* What the task asks
Check every line below for the word "增加心排血量" and copy each one that has it.

Figure content listings:
——

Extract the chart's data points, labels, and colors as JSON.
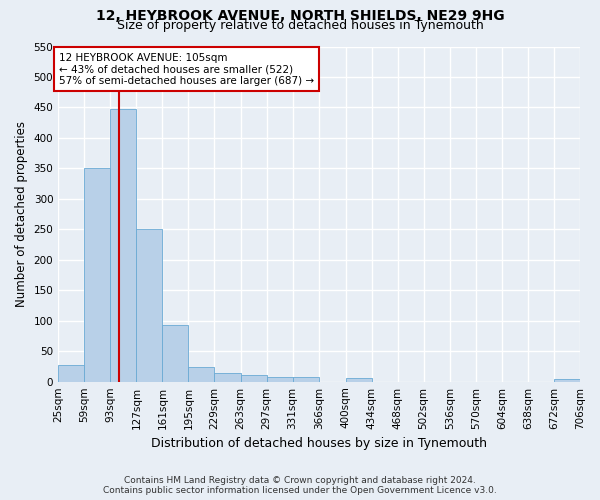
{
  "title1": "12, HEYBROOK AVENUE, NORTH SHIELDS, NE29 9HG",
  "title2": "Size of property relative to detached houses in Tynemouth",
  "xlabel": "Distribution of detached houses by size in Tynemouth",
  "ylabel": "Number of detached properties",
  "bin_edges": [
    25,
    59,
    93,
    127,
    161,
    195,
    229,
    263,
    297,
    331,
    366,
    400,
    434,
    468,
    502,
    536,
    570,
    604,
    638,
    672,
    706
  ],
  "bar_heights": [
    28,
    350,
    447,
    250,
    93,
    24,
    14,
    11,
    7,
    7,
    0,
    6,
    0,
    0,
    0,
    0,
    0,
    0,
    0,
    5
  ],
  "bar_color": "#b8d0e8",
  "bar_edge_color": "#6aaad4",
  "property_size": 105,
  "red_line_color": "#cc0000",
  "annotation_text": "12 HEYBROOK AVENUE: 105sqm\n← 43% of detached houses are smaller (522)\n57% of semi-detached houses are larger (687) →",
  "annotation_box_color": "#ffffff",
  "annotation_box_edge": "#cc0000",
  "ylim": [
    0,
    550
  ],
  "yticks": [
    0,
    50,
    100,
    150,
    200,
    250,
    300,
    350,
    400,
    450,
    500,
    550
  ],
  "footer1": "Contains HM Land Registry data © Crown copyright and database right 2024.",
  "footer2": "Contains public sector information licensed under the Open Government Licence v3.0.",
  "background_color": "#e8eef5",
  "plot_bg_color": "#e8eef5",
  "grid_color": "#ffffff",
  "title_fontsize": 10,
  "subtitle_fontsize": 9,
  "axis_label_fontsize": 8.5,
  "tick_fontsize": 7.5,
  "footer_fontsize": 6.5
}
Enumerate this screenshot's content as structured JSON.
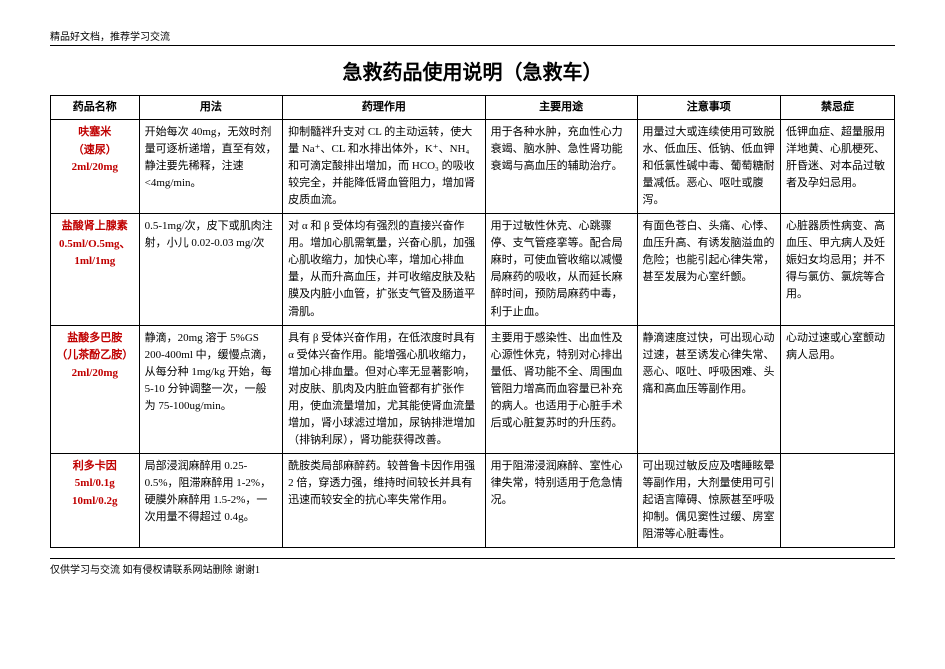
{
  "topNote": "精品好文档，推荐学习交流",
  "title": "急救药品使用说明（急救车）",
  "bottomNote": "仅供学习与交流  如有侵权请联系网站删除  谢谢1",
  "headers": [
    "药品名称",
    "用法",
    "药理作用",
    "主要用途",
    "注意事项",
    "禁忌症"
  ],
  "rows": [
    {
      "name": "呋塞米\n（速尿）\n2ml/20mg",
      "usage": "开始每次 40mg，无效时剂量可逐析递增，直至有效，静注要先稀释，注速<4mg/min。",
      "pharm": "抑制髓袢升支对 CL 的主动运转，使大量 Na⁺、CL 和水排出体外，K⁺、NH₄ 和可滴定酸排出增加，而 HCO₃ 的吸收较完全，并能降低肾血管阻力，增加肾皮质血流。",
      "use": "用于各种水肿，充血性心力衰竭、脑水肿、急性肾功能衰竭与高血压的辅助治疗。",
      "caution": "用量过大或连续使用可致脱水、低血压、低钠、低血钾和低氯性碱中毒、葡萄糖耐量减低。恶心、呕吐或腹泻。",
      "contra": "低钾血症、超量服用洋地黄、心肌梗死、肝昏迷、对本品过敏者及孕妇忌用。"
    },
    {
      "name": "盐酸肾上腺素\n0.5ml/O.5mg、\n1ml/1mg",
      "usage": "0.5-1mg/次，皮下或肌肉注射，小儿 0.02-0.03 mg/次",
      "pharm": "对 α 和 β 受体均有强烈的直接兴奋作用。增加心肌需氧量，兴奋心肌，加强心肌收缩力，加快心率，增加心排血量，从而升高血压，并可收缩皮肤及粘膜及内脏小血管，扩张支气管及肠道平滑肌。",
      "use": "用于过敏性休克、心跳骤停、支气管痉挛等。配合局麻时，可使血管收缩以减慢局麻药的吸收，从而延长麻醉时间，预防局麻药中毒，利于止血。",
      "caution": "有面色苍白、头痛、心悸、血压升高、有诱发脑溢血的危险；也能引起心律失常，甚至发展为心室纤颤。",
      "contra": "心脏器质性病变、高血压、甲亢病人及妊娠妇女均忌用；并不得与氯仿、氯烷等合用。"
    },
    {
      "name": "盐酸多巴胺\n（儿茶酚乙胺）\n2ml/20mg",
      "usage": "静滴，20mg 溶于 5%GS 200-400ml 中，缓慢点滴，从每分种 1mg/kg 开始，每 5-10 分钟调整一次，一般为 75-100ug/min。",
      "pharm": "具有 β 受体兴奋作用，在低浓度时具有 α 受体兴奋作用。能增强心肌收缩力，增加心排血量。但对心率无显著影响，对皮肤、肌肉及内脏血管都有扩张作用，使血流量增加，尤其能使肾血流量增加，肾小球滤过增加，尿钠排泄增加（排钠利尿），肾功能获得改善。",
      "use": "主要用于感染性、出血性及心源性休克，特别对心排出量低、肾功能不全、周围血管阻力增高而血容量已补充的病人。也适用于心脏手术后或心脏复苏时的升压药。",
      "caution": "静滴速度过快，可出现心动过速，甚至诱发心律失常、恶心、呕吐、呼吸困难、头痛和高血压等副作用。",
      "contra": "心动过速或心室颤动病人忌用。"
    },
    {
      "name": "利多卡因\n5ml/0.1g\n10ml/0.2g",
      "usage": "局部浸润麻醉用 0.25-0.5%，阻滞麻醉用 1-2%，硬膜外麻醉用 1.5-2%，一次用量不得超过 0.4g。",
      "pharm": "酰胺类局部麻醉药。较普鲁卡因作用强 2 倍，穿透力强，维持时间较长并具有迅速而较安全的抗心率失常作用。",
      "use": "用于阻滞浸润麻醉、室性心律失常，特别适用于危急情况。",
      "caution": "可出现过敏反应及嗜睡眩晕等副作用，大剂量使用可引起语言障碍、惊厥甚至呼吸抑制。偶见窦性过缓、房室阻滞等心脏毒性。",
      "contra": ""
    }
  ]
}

——

* Exercise response
      "pharm": "对 α 和 β 受体均有强烈的直接兴奋作用。增加心肌需氧量，兴奋心肌，加强心肌收缩力，加快心率，增加心排血量，从而升高血压，并可收缩皮肤及粘膜及内脏小血管，扩张支气管及肠道平滑肌。",
      "pharm": "具有 β 受体兴奋作用，在低浓度时具有 α 受体兴奋作用。能增强心肌收缩力，增加心排血量。但对心率无显著影响，对皮肤、肌肉及内脏血管都有扩张作用，使血流量增加，尤其能使肾血流量增加，肾小球滤过增加，尿钠排泄增加（排钠利尿），肾功能获得改善。",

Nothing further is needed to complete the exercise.